-- START OF RECORDS SUPPLIED --

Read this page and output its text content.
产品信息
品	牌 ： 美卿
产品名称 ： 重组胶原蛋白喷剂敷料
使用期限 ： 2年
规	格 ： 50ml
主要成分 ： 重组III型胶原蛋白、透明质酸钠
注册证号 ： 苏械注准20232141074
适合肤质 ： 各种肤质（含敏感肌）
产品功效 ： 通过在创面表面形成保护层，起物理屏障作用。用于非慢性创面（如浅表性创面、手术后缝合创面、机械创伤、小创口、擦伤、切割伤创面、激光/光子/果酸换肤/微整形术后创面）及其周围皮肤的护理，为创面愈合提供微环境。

-- END OF RECORDS SUPPLIED --

* WHAT YOU ARE ASKED TO DO
Copy the entries above exactly, leaving none out.

* EXERCISE SOLUTION
Read this page and output its text content.
产品信息
品	牌 ： 美卿
产品名称 ： 重组胶原蛋白喷剂敷料
使用期限 ： 2年
规	格 ： 50ml
主要成分 ： 重组III型胶原蛋白、透明质酸钠
注册证号 ： 苏械注准20232141074
适合肤质 ： 各种肤质（含敏感肌）
产品功效 ： 通过在创面表面形成保护层，起物理屏障作用。用于非慢性创面（如浅表性创面、手术后缝合创面、机械创伤、小创口、擦伤、切割伤创面、激光/光子/果酸换肤/微整形术后创面）及其周围皮肤的护理，为创面愈合提供微环境。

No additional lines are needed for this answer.